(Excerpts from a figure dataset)
Begin

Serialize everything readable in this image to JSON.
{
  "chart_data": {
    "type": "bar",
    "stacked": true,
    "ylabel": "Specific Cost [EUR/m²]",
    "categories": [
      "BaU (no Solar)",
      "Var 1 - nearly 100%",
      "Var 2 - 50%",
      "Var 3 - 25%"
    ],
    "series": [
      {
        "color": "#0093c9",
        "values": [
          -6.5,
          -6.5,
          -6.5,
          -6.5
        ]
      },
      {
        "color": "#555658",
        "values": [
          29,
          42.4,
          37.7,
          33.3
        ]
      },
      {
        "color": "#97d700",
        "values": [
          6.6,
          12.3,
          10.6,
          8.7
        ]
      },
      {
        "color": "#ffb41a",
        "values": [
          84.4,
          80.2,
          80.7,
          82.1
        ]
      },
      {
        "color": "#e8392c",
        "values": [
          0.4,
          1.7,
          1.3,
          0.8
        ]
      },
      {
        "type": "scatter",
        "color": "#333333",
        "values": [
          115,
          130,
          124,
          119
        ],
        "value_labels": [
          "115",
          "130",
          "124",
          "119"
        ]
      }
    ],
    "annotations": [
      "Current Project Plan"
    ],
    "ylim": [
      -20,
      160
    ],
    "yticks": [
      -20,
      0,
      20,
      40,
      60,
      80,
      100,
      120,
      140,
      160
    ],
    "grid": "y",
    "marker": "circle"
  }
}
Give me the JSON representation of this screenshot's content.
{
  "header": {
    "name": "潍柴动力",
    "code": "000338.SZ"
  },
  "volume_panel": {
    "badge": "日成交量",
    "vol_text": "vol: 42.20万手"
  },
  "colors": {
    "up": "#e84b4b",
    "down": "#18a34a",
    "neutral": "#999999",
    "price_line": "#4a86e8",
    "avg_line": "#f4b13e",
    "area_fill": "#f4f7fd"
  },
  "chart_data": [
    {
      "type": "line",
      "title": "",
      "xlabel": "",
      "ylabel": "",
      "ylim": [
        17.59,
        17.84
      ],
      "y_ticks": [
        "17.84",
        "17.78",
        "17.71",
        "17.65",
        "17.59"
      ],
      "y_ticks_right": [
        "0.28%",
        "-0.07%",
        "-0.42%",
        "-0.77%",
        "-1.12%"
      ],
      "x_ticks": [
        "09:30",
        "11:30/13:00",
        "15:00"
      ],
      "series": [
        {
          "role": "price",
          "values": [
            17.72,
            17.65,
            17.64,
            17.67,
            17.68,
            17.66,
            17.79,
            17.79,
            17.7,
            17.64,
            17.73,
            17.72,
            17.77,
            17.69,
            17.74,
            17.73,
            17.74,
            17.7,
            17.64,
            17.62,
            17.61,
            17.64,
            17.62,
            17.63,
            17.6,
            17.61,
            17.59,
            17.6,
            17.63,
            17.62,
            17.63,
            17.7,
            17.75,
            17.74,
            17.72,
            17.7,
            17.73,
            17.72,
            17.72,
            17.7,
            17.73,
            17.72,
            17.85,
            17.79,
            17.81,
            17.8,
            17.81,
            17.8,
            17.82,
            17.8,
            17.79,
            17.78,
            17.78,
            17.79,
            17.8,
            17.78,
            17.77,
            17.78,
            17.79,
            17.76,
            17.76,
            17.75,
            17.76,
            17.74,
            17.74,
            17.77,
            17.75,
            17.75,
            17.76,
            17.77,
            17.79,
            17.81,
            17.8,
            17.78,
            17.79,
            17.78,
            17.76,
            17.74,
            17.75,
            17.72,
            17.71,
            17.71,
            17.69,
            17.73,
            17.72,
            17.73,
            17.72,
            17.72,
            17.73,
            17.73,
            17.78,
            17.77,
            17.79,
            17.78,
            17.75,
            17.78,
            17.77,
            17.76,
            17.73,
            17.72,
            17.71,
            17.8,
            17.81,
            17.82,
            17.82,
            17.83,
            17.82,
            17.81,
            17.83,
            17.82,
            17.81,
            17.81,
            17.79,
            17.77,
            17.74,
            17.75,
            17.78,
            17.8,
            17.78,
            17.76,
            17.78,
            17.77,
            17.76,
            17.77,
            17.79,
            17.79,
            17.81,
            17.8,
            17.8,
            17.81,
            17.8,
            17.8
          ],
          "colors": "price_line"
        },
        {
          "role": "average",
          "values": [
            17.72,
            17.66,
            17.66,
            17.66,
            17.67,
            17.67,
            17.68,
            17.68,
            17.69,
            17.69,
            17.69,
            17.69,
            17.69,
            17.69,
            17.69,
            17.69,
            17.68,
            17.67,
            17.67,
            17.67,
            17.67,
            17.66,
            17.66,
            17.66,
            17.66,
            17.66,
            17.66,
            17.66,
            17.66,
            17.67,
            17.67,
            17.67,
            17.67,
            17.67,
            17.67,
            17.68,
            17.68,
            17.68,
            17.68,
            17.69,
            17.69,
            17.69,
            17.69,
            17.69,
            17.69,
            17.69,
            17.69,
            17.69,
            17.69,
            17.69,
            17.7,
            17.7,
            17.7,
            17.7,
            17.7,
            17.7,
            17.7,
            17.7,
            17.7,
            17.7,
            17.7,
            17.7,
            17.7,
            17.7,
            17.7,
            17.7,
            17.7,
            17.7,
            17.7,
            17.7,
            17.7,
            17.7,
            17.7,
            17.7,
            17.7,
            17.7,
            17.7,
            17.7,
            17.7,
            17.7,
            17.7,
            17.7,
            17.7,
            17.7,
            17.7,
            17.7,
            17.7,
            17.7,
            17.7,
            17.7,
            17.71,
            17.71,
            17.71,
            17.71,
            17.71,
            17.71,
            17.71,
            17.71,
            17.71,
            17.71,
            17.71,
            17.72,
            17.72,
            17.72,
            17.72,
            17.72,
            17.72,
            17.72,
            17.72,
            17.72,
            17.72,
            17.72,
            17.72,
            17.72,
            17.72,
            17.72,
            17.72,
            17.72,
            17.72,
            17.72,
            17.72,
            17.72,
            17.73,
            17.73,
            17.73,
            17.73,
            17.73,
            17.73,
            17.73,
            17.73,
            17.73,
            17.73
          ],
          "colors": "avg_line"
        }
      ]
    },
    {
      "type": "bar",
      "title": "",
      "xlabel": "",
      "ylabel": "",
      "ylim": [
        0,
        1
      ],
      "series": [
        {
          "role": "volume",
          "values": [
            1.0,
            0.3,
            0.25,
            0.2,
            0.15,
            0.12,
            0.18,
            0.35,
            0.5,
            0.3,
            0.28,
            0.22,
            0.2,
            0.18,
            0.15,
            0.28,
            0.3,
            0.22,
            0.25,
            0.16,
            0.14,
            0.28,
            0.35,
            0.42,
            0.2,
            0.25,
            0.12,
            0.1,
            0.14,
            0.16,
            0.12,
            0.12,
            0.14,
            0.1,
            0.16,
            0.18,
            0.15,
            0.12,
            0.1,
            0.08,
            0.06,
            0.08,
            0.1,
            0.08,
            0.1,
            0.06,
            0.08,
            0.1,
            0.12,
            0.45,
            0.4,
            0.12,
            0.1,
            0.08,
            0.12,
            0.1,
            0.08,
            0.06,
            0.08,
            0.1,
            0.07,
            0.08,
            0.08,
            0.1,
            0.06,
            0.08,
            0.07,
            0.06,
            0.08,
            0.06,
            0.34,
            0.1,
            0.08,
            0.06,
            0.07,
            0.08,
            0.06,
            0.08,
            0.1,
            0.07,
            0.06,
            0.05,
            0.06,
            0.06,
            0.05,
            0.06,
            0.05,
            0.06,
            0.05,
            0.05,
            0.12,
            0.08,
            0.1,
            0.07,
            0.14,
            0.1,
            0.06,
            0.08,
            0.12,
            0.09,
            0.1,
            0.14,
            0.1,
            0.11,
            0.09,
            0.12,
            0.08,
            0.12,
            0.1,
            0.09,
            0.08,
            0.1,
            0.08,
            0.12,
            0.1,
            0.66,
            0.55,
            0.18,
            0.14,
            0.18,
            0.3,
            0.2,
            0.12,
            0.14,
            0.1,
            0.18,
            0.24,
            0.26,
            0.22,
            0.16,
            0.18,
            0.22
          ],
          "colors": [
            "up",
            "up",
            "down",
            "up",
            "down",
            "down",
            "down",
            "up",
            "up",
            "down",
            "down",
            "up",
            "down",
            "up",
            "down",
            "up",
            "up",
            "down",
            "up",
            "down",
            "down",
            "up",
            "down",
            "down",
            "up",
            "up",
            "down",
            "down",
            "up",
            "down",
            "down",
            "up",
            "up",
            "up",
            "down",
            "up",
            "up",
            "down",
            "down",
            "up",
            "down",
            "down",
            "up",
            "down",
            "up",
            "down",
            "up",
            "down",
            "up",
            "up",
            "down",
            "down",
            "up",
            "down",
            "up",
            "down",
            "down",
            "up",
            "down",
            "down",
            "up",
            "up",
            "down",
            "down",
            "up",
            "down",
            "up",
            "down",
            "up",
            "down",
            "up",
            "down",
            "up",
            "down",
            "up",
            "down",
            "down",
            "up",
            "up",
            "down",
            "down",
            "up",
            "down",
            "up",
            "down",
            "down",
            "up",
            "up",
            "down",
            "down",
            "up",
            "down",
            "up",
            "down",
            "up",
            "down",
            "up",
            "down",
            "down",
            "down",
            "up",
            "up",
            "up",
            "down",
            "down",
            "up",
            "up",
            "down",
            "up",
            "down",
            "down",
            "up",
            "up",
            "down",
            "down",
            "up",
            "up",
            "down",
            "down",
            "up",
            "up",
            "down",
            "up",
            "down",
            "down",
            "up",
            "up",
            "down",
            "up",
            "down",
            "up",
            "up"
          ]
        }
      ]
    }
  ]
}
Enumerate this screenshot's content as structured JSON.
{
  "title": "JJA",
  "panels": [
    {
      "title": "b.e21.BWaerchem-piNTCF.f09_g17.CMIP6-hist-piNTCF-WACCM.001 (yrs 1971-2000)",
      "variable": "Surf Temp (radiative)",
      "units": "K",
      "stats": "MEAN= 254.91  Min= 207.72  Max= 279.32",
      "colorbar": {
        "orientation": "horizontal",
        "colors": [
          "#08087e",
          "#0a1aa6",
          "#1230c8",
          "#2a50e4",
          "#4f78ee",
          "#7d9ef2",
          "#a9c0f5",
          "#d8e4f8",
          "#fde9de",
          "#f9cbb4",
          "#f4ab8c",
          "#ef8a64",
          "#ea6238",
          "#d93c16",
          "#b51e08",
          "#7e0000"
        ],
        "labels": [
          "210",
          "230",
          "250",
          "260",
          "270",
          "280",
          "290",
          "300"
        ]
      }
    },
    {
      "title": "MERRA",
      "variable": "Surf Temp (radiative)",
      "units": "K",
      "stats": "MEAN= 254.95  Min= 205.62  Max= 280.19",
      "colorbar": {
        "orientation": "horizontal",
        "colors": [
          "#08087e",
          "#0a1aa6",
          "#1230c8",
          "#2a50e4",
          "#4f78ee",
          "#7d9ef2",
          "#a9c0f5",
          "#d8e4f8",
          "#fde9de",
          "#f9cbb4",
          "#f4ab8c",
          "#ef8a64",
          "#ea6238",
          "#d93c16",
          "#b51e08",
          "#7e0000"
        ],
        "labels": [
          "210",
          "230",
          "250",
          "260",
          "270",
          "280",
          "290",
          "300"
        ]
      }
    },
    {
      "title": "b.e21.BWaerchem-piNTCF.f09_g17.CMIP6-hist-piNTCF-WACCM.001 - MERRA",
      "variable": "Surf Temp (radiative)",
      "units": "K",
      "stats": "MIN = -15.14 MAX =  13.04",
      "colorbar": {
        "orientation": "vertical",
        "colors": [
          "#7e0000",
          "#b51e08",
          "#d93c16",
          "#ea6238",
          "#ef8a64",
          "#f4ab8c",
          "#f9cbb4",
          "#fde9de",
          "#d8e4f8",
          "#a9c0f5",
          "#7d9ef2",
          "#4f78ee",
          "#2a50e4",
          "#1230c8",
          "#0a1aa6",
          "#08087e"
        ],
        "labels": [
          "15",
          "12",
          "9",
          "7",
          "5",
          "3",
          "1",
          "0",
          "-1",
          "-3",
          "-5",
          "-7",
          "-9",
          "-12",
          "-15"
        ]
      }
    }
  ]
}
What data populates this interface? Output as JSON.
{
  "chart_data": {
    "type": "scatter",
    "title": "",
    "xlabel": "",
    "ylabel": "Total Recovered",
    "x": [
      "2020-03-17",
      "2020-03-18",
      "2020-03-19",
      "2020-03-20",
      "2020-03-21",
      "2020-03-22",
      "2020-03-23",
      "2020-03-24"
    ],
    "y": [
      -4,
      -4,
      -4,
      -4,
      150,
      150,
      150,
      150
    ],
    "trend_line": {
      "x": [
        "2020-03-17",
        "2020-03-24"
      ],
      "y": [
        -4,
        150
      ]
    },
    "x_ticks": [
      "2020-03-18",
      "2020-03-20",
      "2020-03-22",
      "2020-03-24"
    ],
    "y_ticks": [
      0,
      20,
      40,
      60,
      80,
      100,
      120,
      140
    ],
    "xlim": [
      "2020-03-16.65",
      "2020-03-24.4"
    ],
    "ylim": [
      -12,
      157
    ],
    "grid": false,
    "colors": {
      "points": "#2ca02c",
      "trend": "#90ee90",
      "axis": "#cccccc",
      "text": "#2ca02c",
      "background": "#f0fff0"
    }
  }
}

End

*REQUIRED WORK*.
Reproduce each line from the records that contains the word "title".

*IN RESPONSE*.
      "title": "",
      "title": "",
  "title": "JJA",
      "title": "b.e21.BWaerchem-piNTCF.f09_g17.CMIP6-hist-piNTCF-WACCM.001 (yrs 1971-2000)",
      "title": "MERRA",
      "title": "b.e21.BWaerchem-piNTCF.f09_g17.CMIP6-hist-piNTCF-WACCM.001 - MERRA",
    "title": "",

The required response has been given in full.